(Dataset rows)

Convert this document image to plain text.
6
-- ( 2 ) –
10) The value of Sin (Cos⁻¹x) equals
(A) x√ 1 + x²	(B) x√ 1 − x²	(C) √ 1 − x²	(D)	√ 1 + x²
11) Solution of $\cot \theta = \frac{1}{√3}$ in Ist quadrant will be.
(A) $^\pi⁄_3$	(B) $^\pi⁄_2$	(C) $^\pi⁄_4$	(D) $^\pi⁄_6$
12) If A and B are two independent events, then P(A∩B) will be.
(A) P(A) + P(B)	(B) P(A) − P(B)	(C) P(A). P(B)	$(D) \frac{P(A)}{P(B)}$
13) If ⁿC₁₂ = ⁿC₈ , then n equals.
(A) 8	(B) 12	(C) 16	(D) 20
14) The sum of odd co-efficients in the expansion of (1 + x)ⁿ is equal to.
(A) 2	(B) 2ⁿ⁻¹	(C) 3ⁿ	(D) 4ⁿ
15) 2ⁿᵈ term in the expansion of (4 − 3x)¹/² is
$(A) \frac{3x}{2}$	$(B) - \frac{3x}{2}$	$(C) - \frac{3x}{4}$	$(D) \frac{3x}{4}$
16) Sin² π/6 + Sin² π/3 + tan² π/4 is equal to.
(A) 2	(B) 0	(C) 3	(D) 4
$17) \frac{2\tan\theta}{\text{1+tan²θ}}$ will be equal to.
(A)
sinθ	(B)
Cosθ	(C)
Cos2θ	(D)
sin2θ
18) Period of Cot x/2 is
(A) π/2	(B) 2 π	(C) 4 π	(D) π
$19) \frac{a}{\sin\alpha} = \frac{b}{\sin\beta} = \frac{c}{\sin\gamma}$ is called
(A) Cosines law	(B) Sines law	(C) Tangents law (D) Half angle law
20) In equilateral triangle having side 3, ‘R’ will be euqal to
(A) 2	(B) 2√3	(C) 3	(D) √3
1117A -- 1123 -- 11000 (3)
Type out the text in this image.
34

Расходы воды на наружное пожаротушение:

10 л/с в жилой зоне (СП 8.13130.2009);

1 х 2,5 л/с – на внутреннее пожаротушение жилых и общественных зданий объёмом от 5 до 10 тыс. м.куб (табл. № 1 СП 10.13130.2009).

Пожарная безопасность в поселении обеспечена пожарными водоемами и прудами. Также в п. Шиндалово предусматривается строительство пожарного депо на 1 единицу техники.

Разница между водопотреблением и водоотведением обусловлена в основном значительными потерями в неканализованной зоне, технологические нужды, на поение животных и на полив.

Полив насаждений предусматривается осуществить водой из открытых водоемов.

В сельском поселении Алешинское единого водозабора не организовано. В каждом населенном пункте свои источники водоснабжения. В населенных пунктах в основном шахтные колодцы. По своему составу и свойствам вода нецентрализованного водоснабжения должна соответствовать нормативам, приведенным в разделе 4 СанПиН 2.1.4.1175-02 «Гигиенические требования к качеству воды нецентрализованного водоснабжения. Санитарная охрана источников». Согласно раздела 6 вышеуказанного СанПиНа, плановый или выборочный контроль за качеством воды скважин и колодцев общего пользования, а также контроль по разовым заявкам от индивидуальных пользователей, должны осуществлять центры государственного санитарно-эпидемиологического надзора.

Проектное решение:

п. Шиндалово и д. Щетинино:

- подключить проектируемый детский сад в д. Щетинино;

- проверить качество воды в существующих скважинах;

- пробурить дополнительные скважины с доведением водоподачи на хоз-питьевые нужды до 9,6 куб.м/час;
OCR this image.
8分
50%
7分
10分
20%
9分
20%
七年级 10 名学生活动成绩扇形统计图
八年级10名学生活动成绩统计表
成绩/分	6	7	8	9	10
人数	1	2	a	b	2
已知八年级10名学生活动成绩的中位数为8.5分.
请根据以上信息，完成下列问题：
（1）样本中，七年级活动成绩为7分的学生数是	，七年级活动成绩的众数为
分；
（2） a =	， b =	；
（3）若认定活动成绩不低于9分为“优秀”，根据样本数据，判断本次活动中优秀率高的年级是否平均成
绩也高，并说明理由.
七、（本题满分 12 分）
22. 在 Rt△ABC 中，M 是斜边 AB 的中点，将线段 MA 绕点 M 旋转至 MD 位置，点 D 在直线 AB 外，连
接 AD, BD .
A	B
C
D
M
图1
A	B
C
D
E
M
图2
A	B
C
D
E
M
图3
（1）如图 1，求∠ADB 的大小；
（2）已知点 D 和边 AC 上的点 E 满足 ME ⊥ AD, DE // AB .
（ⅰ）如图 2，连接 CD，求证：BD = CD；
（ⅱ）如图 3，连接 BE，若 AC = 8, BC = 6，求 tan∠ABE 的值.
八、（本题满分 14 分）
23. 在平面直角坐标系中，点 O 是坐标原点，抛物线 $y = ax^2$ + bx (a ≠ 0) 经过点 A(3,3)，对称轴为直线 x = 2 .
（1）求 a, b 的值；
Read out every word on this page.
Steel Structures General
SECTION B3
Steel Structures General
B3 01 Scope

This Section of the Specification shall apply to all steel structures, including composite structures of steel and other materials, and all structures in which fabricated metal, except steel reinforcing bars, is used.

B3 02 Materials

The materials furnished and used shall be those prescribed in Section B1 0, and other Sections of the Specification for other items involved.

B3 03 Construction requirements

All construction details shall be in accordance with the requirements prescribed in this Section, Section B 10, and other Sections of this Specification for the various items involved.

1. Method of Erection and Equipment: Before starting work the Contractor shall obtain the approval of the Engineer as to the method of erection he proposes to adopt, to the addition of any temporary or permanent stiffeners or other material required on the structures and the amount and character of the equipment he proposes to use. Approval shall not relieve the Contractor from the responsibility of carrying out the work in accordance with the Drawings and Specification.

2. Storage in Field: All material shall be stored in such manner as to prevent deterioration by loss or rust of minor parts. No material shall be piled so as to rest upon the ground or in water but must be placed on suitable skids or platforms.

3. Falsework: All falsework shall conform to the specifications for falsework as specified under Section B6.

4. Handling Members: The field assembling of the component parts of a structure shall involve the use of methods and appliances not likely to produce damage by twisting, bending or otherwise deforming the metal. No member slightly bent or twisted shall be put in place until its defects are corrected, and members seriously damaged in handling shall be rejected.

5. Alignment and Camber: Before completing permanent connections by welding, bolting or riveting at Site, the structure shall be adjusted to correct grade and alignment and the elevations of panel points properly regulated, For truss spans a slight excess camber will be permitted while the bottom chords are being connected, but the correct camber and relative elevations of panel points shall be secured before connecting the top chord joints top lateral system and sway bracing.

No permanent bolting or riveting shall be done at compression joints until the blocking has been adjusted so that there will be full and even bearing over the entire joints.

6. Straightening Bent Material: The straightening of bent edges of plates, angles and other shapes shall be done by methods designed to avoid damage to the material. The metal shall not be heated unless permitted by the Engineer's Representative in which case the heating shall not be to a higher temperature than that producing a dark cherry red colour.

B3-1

Written task -> Transcribe every entry exactly.

Task response ->
Convert this document image to plain text.
6
-- ( 2 ) –
10) The value of Sin (Cos⁻¹x) equals
(A) x√ 1 + x²	(B) x√ 1 − x²	(C) √ 1 − x²	(D)	√ 1 + x²
11) Solution of $\cot \theta = \frac{1}{√3}$ in Ist quadrant will be.
(A) $^\pi⁄_3$	(B) $^\pi⁄_2$	(C) $^\pi⁄_4$	(D) $^\pi⁄_6$
12) If A and B are two independent events, then P(A∩B) will be.
(A) P(A) + P(B)	(B) P(A) − P(B)	(C) P(A). P(B)	$(D) \frac{P(A)}{P(B)}$
13) If ⁿC₁₂ = ⁿC₈ , then n equals.
(A) 8	(B) 12	(C) 16	(D) 20
14) The sum of odd co-efficients in the expansion of (1 + x)ⁿ is equal to.
(A) 2	(B) 2ⁿ⁻¹	(C) 3ⁿ	(D) 4ⁿ
15) 2ⁿᵈ term in the expansion of (4 − 3x)¹/² is
$(A) \frac{3x}{2}$	$(B) - \frac{3x}{2}$	$(C) - \frac{3x}{4}$	$(D) \frac{3x}{4}$
16) Sin² π/6 + Sin² π/3 + tan² π/4 is equal to.
(A) 2	(B) 0	(C) 3	(D) 4
$17) \frac{2\tan\theta}{\text{1+tan²θ}}$ will be equal to.
(A)
sinθ	(B)
Cosθ	(C)
Cos2θ	(D)
sin2θ
18) Period of Cot x/2 is
(A) π/2	(B) 2 π	(C) 4 π	(D) π
$19) \frac{a}{\sin\alpha} = \frac{b}{\sin\beta} = \frac{c}{\sin\gamma}$ is called
(A) Cosines law	(B) Sines law	(C) Tangents law (D) Half angle law
20) In equilateral triangle having side 3, ‘R’ will be euqal to
(A) 2	(B) 2√3	(C) 3	(D) √3
1117A -- 1123 -- 11000 (3)
Type out the text in this image.
34

Расходы воды на наружное пожаротушение:

10 л/с в жилой зоне (СП 8.13130.2009);

1 х 2,5 л/с – на внутреннее пожаротушение жилых и общественных зданий объёмом от 5 до 10 тыс. м.куб (табл. № 1 СП 10.13130.2009).

Пожарная безопасность в поселении обеспечена пожарными водоемами и прудами. Также в п. Шиндалово предусматривается строительство пожарного депо на 1 единицу техники.

Разница между водопотреблением и водоотведением обусловлена в основном значительными потерями в неканализованной зоне, технологические нужды, на поение животных и на полив.

Полив насаждений предусматривается осуществить водой из открытых водоемов.

В сельском поселении Алешинское единого водозабора не организовано. В каждом населенном пункте свои источники водоснабжения. В населенных пунктах в основном шахтные колодцы. По своему составу и свойствам вода нецентрализованного водоснабжения должна соответствовать нормативам, приведенным в разделе 4 СанПиН 2.1.4.1175-02 «Гигиенические требования к качеству воды нецентрализованного водоснабжения. Санитарная охрана источников». Согласно раздела 6 вышеуказанного СанПиНа, плановый или выборочный контроль за качеством воды скважин и колодцев общего пользования, а также контроль по разовым заявкам от индивидуальных пользователей, должны осуществлять центры государственного санитарно-эпидемиологического надзора.

Проектное решение:

п. Шиндалово и д. Щетинино:

- подключить проектируемый детский сад в д. Щетинино;

- проверить качество воды в существующих скважинах;

- пробурить дополнительные скважины с доведением водоподачи на хоз-питьевые нужды до 9,6 куб.м/час;
OCR this image.
8分
50%
7分
10分
20%
9分
20%
七年级 10 名学生活动成绩扇形统计图
八年级10名学生活动成绩统计表
成绩/分	6	7	8	9	10
人数	1	2	a	b	2
已知八年级10名学生活动成绩的中位数为8.5分.
请根据以上信息，完成下列问题：
（1）样本中，七年级活动成绩为7分的学生数是	，七年级活动成绩的众数为
分；
（2） a =	， b =	；
（3）若认定活动成绩不低于9分为“优秀”，根据样本数据，判断本次活动中优秀率高的年级是否平均成
绩也高，并说明理由.
七、（本题满分 12 分）
22. 在 Rt△ABC 中，M 是斜边 AB 的中点，将线段 MA 绕点 M 旋转至 MD 位置，点 D 在直线 AB 外，连
接 AD, BD .
A	B
C
D
M
图1
A	B
C
D
E
M
图2
A	B
C
D
E
M
图3
（1）如图 1，求∠ADB 的大小；
（2）已知点 D 和边 AC 上的点 E 满足 ME ⊥ AD, DE // AB .
（ⅰ）如图 2，连接 CD，求证：BD = CD；
（ⅱ）如图 3，连接 BE，若 AC = 8, BC = 6，求 tan∠ABE 的值.
八、（本题满分 14 分）
23. 在平面直角坐标系中，点 O 是坐标原点，抛物线 $y = ax^2$ + bx (a ≠ 0) 经过点 A(3,3)，对称轴为直线 x = 2 .
（1）求 a, b 的值；
Read out every word on this page.
Steel Structures General
SECTION B3
Steel Structures General
B3 01 Scope

This Section of the Specification shall apply to all steel structures, including composite structures of steel and other materials, and all structures in which fabricated metal, except steel reinforcing bars, is used.

B3 02 Materials

The materials furnished and used shall be those prescribed in Section B1 0, and other Sections of the Specification for other items involved.

B3 03 Construction requirements

All construction details shall be in accordance with the requirements prescribed in this Section, Section B 10, and other Sections of this Specification for the various items involved.

1. Method of Erection and Equipment: Before starting work the Contractor shall obtain the approval of the Engineer as to the method of erection he proposes to adopt, to the addition of any temporary or permanent stiffeners or other material required on the structures and the amount and character of the equipment he proposes to use. Approval shall not relieve the Contractor from the responsibility of carrying out the work in accordance with the Drawings and Specification.

2. Storage in Field: All material shall be stored in such manner as to prevent deterioration by loss or rust of minor parts. No material shall be piled so as to rest upon the ground or in water but must be placed on suitable skids or platforms.

3. Falsework: All falsework shall conform to the specifications for falsework as specified under Section B6.

4. Handling Members: The field assembling of the component parts of a structure shall involve the use of methods and appliances not likely to produce damage by twisting, bending or otherwise deforming the metal. No member slightly bent or twisted shall be put in place until its defects are corrected, and members seriously damaged in handling shall be rejected.

5. Alignment and Camber: Before completing permanent connections by welding, bolting or riveting at Site, the structure shall be adjusted to correct grade and alignment and the elevations of panel points properly regulated, For truss spans a slight excess camber will be permitted while the bottom chords are being connected, but the correct camber and relative elevations of panel points shall be secured before connecting the top chord joints top lateral system and sway bracing.

No permanent bolting or riveting shall be done at compression joints until the blocking has been adjusted so that there will be full and even bearing over the entire joints.

6. Straightening Bent Material: The straightening of bent edges of plates, angles and other shapes shall be done by methods designed to avoid damage to the material. The metal shall not be heated unless permitted by the Engineer's Representative in which case the heating shall not be to a higher temperature than that producing a dark cherry red colour.

B3-1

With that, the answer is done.